------ Material for this exercise ------

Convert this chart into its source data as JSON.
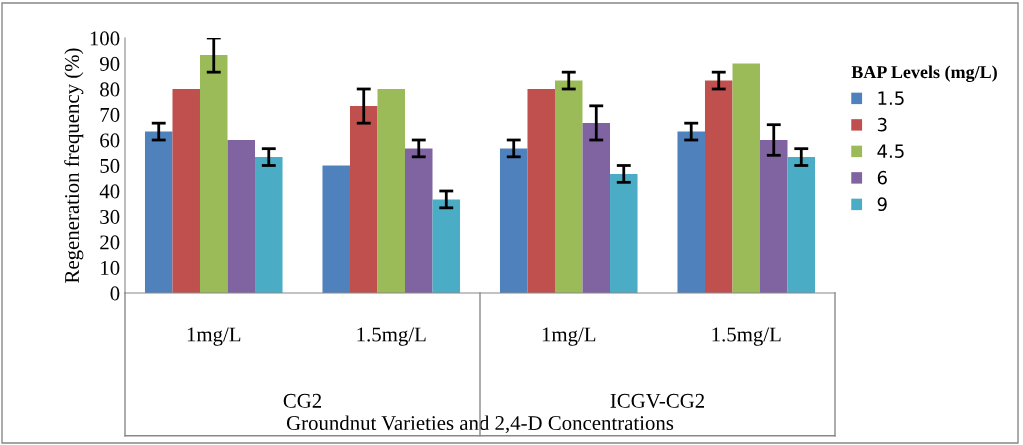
{
  "chart_data": {
    "type": "bar",
    "xlabel": "Groundnut Varieties and 2,4-D Concentrations",
    "ylabel": "Regeneration frequency (%)",
    "legend_title": "BAP Levels (mg/L)",
    "categories": [
      "1mg/L",
      "1.5mg/L",
      "1mg/L",
      "1.5mg/L"
    ],
    "annotations": [
      "CG2",
      "ICGV-CG2"
    ],
    "series": [
      {
        "name": "1.5",
        "color": "#4f81bd",
        "values": [
          63.3,
          50,
          56.7,
          63.3
        ],
        "errors": [
          3.3,
          null,
          3.3,
          3.3
        ]
      },
      {
        "name": "3",
        "color": "#c0504d",
        "values": [
          80,
          73.3,
          80,
          83.3
        ],
        "errors": [
          null,
          6.7,
          null,
          3.3
        ]
      },
      {
        "name": "4.5",
        "color": "#9bbb59",
        "values": [
          93.3,
          80,
          83.3,
          90
        ],
        "errors": [
          6.7,
          null,
          3.3,
          null
        ]
      },
      {
        "name": "6",
        "color": "#8064a2",
        "values": [
          60,
          56.7,
          66.7,
          60
        ],
        "errors": [
          null,
          3.3,
          6.7,
          6
        ]
      },
      {
        "name": "9",
        "color": "#4bacc6",
        "values": [
          53.3,
          36.7,
          46.7,
          53.3
        ],
        "errors": [
          3.3,
          3.3,
          3.3,
          3.3
        ]
      }
    ],
    "ylim": [
      0,
      100
    ],
    "yticks": [
      0,
      10,
      20,
      30,
      40,
      50,
      60,
      70,
      80,
      90,
      100
    ],
    "grid": false,
    "legend": "right"
  }
}
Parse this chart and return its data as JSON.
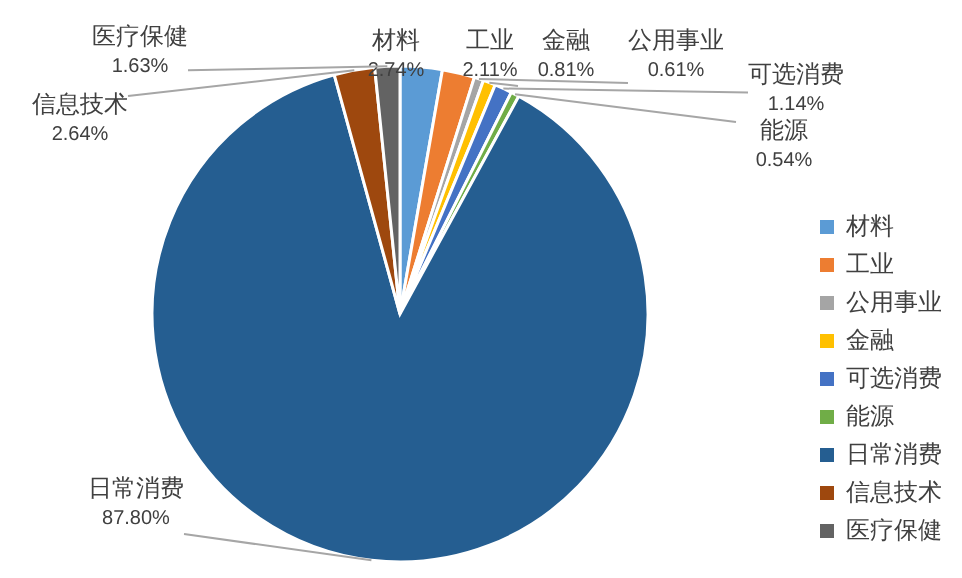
{
  "chart_data": {
    "type": "pie",
    "categories": [
      "材料",
      "工业",
      "公用事业",
      "金融",
      "可选消费",
      "能源",
      "日常消费",
      "信息技术",
      "医疗保健"
    ],
    "values": [
      2.74,
      2.11,
      0.61,
      0.81,
      1.14,
      0.54,
      87.8,
      2.64,
      1.63
    ],
    "value_labels": [
      "2.74%",
      "2.11%",
      "0.61%",
      "0.81%",
      "1.14%",
      "0.54%",
      "87.80%",
      "2.64%",
      "1.63%"
    ],
    "colors": [
      "#5b9bd5",
      "#ed7d31",
      "#a5a5a5",
      "#ffc000",
      "#4472c4",
      "#70ad47",
      "#255e91",
      "#9e480e",
      "#636363"
    ],
    "legend": "right"
  }
}
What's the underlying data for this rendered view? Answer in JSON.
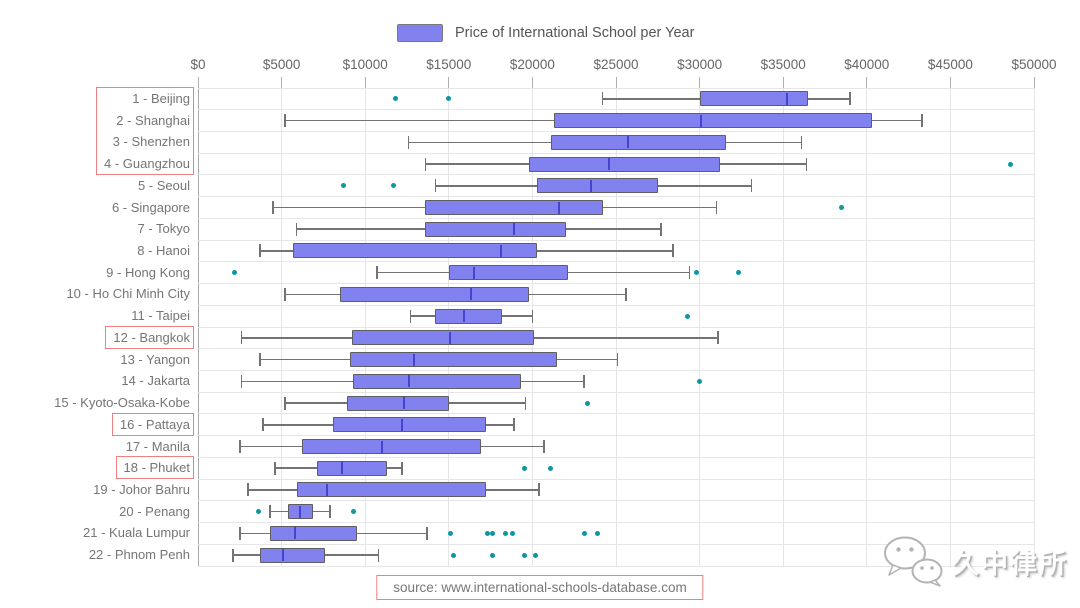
{
  "legend": {
    "label": "Price of International School per Year"
  },
  "source_note": "source: www.international-schools-database.com",
  "watermark": {
    "icon": "wechat-logo",
    "text": "久中律所"
  },
  "colors": {
    "box_fill": "#8181f0",
    "box_border": "#5f5f5f",
    "median": "#4444cf",
    "whisker": "#737373",
    "outlier": "#0b98a1",
    "gridline": "#e6e6e6",
    "axis_line": "#aaaaaa",
    "tick": "#b0b0b0",
    "tick_label": "#666666",
    "label": "#757575",
    "highlight_border": "#f08080"
  },
  "chart_data": {
    "type": "boxplot",
    "orientation": "horizontal",
    "title": "Price of International School per Year",
    "legend_position": "top",
    "grid": true,
    "x_axis": {
      "min": 0,
      "max": 50000,
      "tick_values": [
        0,
        5000,
        10000,
        15000,
        20000,
        25000,
        30000,
        35000,
        40000,
        45000,
        50000
      ],
      "tick_labels": [
        "$0",
        "$5000",
        "$10000",
        "$15000",
        "$20000",
        "$25000",
        "$30000",
        "$35000",
        "$40000",
        "$45000",
        "$50000"
      ]
    },
    "highlights": [
      {
        "from": 0,
        "to": 3
      },
      {
        "from": 11,
        "to": 11
      },
      {
        "from": 15,
        "to": 15
      },
      {
        "from": 17,
        "to": 17
      }
    ],
    "cities": [
      {
        "label": "1 - Beijing",
        "min": 24200,
        "q1": 30000,
        "median": 35200,
        "q3": 36500,
        "max": 39000,
        "outliers": [
          11800,
          15000
        ]
      },
      {
        "label": "2 - Shanghai",
        "min": 5200,
        "q1": 21300,
        "median": 30100,
        "q3": 40300,
        "max": 43300,
        "outliers": []
      },
      {
        "label": "3 - Shenzhen",
        "min": 12600,
        "q1": 21100,
        "median": 25700,
        "q3": 31600,
        "max": 36100,
        "outliers": []
      },
      {
        "label": "4 - Guangzhou",
        "min": 13600,
        "q1": 19800,
        "median": 24600,
        "q3": 31200,
        "max": 36400,
        "outliers": [
          48600
        ]
      },
      {
        "label": "5 - Seoul",
        "min": 14200,
        "q1": 20300,
        "median": 23500,
        "q3": 27500,
        "max": 33100,
        "outliers": [
          8700,
          11700
        ]
      },
      {
        "label": "6 - Singapore",
        "min": 4500,
        "q1": 13600,
        "median": 21600,
        "q3": 24200,
        "max": 31000,
        "outliers": [
          38500
        ]
      },
      {
        "label": "7 - Tokyo",
        "min": 5900,
        "q1": 13600,
        "median": 18900,
        "q3": 22000,
        "max": 27700,
        "outliers": []
      },
      {
        "label": "8 - Hanoi",
        "min": 3700,
        "q1": 5700,
        "median": 18100,
        "q3": 20300,
        "max": 28400,
        "outliers": []
      },
      {
        "label": "9 - Hong Kong",
        "min": 10700,
        "q1": 15000,
        "median": 16500,
        "q3": 22100,
        "max": 29400,
        "outliers": [
          2200,
          29800,
          32300
        ]
      },
      {
        "label": "10 - Ho Chi Minh City",
        "min": 5200,
        "q1": 8500,
        "median": 16300,
        "q3": 19800,
        "max": 25600,
        "outliers": []
      },
      {
        "label": "11 - Taipei",
        "min": 12700,
        "q1": 14200,
        "median": 15900,
        "q3": 18200,
        "max": 20000,
        "outliers": [
          29300
        ]
      },
      {
        "label": "12 - Bangkok",
        "min": 2600,
        "q1": 9200,
        "median": 15100,
        "q3": 20100,
        "max": 31100,
        "outliers": []
      },
      {
        "label": "13 - Yangon",
        "min": 3700,
        "q1": 9100,
        "median": 12900,
        "q3": 21500,
        "max": 25100,
        "outliers": []
      },
      {
        "label": "14 - Jakarta",
        "min": 2600,
        "q1": 9300,
        "median": 12600,
        "q3": 19300,
        "max": 23100,
        "outliers": [
          30000
        ]
      },
      {
        "label": "15 - Kyoto-Osaka-Kobe",
        "min": 5200,
        "q1": 8900,
        "median": 12300,
        "q3": 15000,
        "max": 19600,
        "outliers": [
          23300
        ]
      },
      {
        "label": "16 - Pattaya",
        "min": 3900,
        "q1": 8100,
        "median": 12200,
        "q3": 17200,
        "max": 18900,
        "outliers": []
      },
      {
        "label": "17 - Manila",
        "min": 2500,
        "q1": 6200,
        "median": 11000,
        "q3": 16900,
        "max": 20700,
        "outliers": []
      },
      {
        "label": "18 - Phuket",
        "min": 4600,
        "q1": 7100,
        "median": 8600,
        "q3": 11300,
        "max": 12200,
        "outliers": [
          19500,
          21100
        ]
      },
      {
        "label": "19 - Johor Bahru",
        "min": 3000,
        "q1": 5900,
        "median": 7700,
        "q3": 17200,
        "max": 20400,
        "outliers": []
      },
      {
        "label": "20 - Penang",
        "min": 4300,
        "q1": 5400,
        "median": 6100,
        "q3": 6900,
        "max": 7900,
        "outliers": [
          3600,
          9300
        ]
      },
      {
        "label": "21 - Kuala Lumpur",
        "min": 2500,
        "q1": 4300,
        "median": 5800,
        "q3": 9500,
        "max": 13700,
        "outliers": [
          15100,
          17300,
          17600,
          18400,
          18800,
          23100,
          23900
        ]
      },
      {
        "label": "22 - Phnom Penh",
        "min": 2100,
        "q1": 3700,
        "median": 5100,
        "q3": 7600,
        "max": 10800,
        "outliers": [
          15300,
          17600,
          19500,
          20200
        ]
      }
    ]
  }
}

------

_Exercise description_:
Go through the listing above line by line and say how many lines hold the word "JSON". Reply with that number only.

_The output_:
3